_WRITTEN PROBLEM_
Rewrite the records below with each "data-point" replaced by "data-marker". Leave every other line and character as it is.

_ENTRIES PROVIDED_
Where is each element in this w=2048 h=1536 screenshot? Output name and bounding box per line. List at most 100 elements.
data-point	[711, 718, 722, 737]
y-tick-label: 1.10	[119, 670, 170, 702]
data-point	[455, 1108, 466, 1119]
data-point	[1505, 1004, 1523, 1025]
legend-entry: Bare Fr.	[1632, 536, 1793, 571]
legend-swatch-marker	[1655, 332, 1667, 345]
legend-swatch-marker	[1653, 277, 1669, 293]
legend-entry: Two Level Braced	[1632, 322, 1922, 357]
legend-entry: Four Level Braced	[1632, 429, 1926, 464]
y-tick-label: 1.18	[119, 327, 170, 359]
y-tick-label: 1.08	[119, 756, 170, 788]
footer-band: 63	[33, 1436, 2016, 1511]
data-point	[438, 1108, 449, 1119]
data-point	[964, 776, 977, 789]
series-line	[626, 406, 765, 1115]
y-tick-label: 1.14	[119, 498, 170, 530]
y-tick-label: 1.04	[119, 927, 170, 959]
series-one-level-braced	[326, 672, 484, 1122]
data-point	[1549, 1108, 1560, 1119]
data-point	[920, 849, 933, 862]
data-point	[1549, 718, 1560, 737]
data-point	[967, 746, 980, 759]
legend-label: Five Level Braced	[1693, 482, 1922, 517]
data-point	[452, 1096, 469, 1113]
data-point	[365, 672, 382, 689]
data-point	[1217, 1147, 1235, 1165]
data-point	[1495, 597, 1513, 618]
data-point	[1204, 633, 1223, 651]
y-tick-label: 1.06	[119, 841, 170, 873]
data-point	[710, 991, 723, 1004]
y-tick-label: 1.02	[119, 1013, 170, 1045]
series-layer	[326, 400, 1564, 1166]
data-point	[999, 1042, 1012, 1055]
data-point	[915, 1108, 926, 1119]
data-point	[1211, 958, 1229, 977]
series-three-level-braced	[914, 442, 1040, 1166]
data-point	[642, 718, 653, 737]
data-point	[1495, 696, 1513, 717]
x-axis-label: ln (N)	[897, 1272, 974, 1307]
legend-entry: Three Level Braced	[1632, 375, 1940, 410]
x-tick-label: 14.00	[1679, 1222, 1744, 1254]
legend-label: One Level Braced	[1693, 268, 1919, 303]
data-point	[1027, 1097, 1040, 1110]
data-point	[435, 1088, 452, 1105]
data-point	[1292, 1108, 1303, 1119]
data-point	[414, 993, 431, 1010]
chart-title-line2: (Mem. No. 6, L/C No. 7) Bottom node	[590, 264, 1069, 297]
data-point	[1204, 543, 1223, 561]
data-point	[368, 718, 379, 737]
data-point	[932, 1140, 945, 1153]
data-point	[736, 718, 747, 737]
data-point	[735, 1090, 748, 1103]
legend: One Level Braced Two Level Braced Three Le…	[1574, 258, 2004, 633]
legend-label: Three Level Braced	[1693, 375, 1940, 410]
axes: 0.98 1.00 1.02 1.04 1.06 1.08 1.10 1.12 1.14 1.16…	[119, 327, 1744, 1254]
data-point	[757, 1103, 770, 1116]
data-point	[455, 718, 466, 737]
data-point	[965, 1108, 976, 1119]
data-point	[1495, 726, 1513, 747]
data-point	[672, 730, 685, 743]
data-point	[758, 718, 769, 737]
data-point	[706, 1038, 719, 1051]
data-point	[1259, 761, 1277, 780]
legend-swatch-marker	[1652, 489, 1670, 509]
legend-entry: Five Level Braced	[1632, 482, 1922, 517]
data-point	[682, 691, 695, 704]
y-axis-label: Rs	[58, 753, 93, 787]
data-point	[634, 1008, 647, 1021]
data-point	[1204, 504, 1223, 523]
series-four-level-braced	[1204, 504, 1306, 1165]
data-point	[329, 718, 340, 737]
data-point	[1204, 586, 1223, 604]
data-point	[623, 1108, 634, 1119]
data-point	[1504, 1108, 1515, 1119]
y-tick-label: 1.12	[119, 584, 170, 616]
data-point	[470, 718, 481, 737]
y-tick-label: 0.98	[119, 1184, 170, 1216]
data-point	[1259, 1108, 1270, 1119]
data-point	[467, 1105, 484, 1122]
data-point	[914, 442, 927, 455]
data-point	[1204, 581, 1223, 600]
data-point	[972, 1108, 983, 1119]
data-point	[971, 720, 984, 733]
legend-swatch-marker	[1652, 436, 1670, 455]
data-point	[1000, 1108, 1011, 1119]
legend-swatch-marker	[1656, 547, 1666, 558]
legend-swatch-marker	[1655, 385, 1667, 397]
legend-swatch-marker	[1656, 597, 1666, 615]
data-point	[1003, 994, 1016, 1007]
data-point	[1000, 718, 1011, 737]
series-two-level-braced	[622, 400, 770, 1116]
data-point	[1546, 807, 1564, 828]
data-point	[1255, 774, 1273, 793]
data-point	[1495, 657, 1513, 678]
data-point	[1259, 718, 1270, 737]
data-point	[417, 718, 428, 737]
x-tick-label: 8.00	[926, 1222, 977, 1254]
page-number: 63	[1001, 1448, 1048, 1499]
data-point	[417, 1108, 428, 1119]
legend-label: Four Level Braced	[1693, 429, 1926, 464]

_EXERCISE OUTPUT_
Where is each element in this w=2048 h=1536 screenshot? Output name and bounding box per line. List at most 100 elements.
data-marker	[711, 718, 722, 737]
y-tick-label: 1.10	[119, 670, 170, 702]
data-marker	[455, 1108, 466, 1119]
data-marker	[1505, 1004, 1523, 1025]
legend-entry: Bare Fr.	[1632, 536, 1793, 571]
legend-swatch-marker	[1655, 332, 1667, 345]
legend-swatch-marker	[1653, 277, 1669, 293]
legend-entry: Two Level Braced	[1632, 322, 1922, 357]
legend-entry: Four Level Braced	[1632, 429, 1926, 464]
y-tick-label: 1.18	[119, 327, 170, 359]
y-tick-label: 1.08	[119, 756, 170, 788]
footer-band: 63	[33, 1436, 2016, 1511]
data-marker	[438, 1108, 449, 1119]
data-marker	[964, 776, 977, 789]
series-line	[626, 406, 765, 1115]
y-tick-label: 1.14	[119, 498, 170, 530]
y-tick-label: 1.04	[119, 927, 170, 959]
series-one-level-braced	[326, 672, 484, 1122]
data-marker	[1549, 1108, 1560, 1119]
data-marker	[920, 849, 933, 862]
data-marker	[1549, 718, 1560, 737]
data-marker	[967, 746, 980, 759]
legend-label: Five Level Braced	[1693, 482, 1922, 517]
data-marker	[452, 1096, 469, 1113]
data-marker	[365, 672, 382, 689]
data-marker	[1217, 1147, 1235, 1165]
data-marker	[1495, 597, 1513, 618]
data-marker	[1204, 633, 1223, 651]
y-tick-label: 1.06	[119, 841, 170, 873]
data-marker	[710, 991, 723, 1004]
y-tick-label: 1.02	[119, 1013, 170, 1045]
series-layer	[326, 400, 1564, 1166]
data-marker	[999, 1042, 1012, 1055]
data-marker	[915, 1108, 926, 1119]
data-marker	[1211, 958, 1229, 977]
series-three-level-braced	[914, 442, 1040, 1166]
data-marker	[642, 718, 653, 737]
data-marker	[1495, 696, 1513, 717]
x-axis-label: ln (N)	[897, 1272, 974, 1307]
legend-entry: Three Level Braced	[1632, 375, 1940, 410]
x-tick-label: 14.00	[1679, 1222, 1744, 1254]
legend-label: One Level Braced	[1693, 268, 1919, 303]
data-marker	[1027, 1097, 1040, 1110]
data-marker	[435, 1088, 452, 1105]
data-marker	[1292, 1108, 1303, 1119]
data-marker	[414, 993, 431, 1010]
chart-title-line2: (Mem. No. 6, L/C No. 7) Bottom node	[590, 264, 1069, 297]
data-marker	[1204, 543, 1223, 561]
data-marker	[368, 718, 379, 737]
data-marker	[932, 1140, 945, 1153]
data-marker	[736, 718, 747, 737]
data-marker	[735, 1090, 748, 1103]
legend: One Level Braced Two Level Braced Three Le…	[1574, 258, 2004, 633]
legend-label: Three Level Braced	[1693, 375, 1940, 410]
axes: 0.98 1.00 1.02 1.04 1.06 1.08 1.10 1.12 1.14 1.16…	[119, 327, 1744, 1254]
data-marker	[757, 1103, 770, 1116]
data-marker	[455, 718, 466, 737]
data-marker	[965, 1108, 976, 1119]
data-marker	[1495, 726, 1513, 747]
data-marker	[672, 730, 685, 743]
data-marker	[758, 718, 769, 737]
data-marker	[706, 1038, 719, 1051]
data-marker	[1259, 761, 1277, 780]
legend-swatch-marker	[1652, 489, 1670, 509]
legend-entry: Five Level Braced	[1632, 482, 1922, 517]
data-marker	[682, 691, 695, 704]
y-axis-label: Rs	[58, 753, 93, 787]
data-marker	[634, 1008, 647, 1021]
data-marker	[1204, 504, 1223, 523]
series-four-level-braced	[1204, 504, 1306, 1165]
data-marker	[329, 718, 340, 737]
data-marker	[1204, 586, 1223, 604]
data-marker	[623, 1108, 634, 1119]
data-marker	[1504, 1108, 1515, 1119]
y-tick-label: 1.12	[119, 584, 170, 616]
data-marker	[470, 718, 481, 737]
y-tick-label: 0.98	[119, 1184, 170, 1216]
data-marker	[1259, 1108, 1270, 1119]
data-marker	[467, 1105, 484, 1122]
data-marker	[914, 442, 927, 455]
data-marker	[1204, 581, 1223, 600]
data-marker	[972, 1108, 983, 1119]
data-marker	[971, 720, 984, 733]
legend-swatch-marker	[1652, 436, 1670, 455]
data-marker	[1000, 1108, 1011, 1119]
legend-swatch-marker	[1656, 547, 1666, 558]
legend-swatch-marker	[1655, 385, 1667, 397]
legend-swatch-marker	[1656, 597, 1666, 615]
data-marker	[1003, 994, 1016, 1007]
data-marker	[1000, 718, 1011, 737]
series-two-level-braced	[622, 400, 770, 1116]
data-marker	[1546, 807, 1564, 828]
data-marker	[1255, 774, 1273, 793]
data-marker	[1495, 657, 1513, 678]
data-marker	[1259, 718, 1270, 737]
data-marker	[417, 718, 428, 737]
x-tick-label: 8.00	[926, 1222, 977, 1254]
page-number: 63	[1001, 1448, 1048, 1499]
data-marker	[417, 1108, 428, 1119]
legend-label: Four Level Braced	[1693, 429, 1926, 464]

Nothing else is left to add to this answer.